**DO THIS**: Copy each line of the data below with the word "from".

─── WORKING DATA ───

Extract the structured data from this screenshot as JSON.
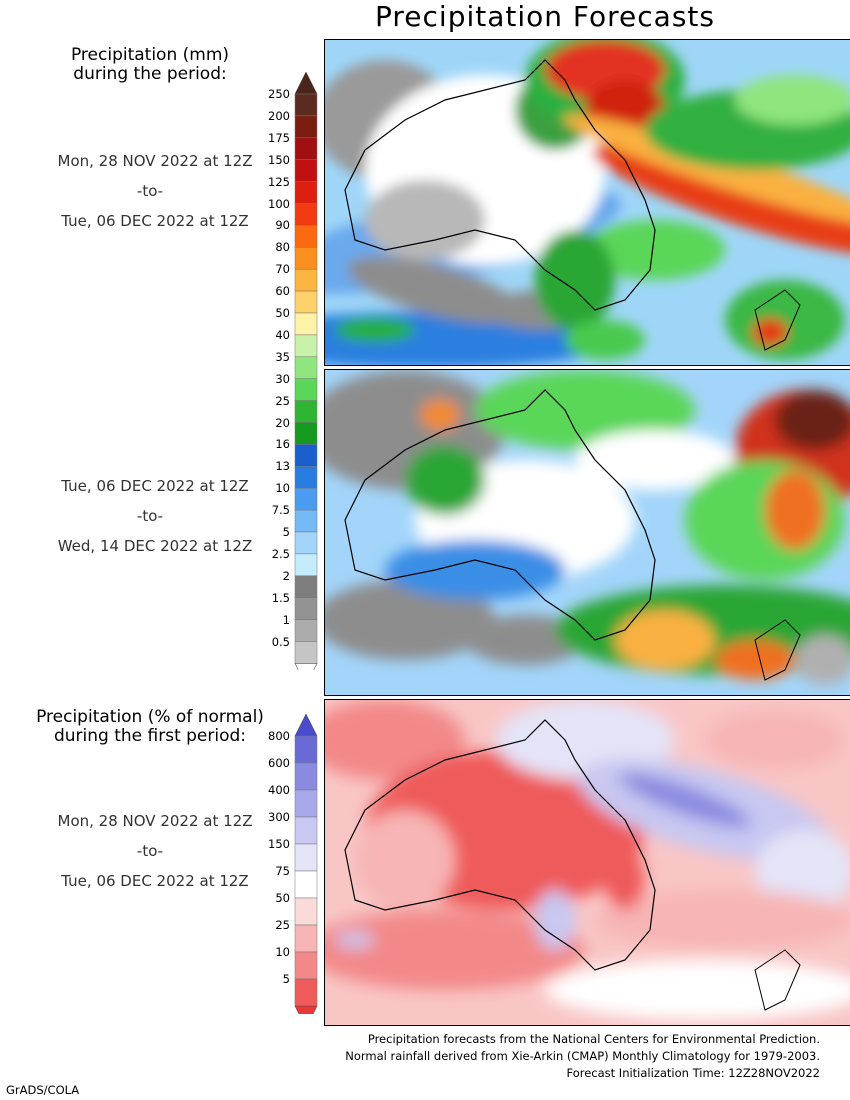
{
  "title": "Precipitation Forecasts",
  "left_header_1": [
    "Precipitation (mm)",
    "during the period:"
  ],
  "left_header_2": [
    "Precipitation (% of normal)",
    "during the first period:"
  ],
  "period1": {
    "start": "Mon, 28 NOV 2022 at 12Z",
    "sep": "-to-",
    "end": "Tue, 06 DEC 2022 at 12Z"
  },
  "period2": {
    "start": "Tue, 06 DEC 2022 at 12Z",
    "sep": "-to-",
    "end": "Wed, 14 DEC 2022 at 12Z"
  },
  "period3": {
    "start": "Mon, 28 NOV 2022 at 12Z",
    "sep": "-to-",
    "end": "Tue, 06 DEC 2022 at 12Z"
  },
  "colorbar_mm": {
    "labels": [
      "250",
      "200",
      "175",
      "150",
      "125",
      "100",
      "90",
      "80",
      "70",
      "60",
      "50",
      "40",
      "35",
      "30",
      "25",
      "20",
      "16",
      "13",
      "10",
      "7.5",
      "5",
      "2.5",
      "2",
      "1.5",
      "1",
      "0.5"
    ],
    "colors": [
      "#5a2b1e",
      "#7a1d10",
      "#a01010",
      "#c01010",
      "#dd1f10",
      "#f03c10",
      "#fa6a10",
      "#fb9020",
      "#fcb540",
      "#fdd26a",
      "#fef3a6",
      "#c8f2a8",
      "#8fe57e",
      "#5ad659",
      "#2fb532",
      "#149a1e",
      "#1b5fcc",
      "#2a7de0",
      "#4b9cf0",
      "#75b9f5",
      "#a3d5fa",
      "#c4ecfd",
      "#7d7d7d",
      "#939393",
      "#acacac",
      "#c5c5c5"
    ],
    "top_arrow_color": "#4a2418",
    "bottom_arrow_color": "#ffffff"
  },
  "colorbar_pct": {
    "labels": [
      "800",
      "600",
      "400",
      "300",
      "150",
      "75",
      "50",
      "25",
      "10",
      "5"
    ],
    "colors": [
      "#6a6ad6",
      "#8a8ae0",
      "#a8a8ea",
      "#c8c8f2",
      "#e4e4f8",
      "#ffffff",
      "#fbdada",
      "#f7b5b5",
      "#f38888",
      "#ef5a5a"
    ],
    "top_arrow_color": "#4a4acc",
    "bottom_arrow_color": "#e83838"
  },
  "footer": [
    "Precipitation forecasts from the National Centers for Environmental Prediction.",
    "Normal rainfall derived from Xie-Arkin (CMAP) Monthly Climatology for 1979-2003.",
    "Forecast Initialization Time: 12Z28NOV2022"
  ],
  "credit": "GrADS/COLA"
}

───

**WRITTEN SOLUTION**:
Extract the structured data from this screenshot as JSON.
    "Precipitation forecasts from the National Centers for Environmental Prediction.",
    "Normal rainfall derived from Xie-Arkin (CMAP) Monthly Climatology for 1979-2003.",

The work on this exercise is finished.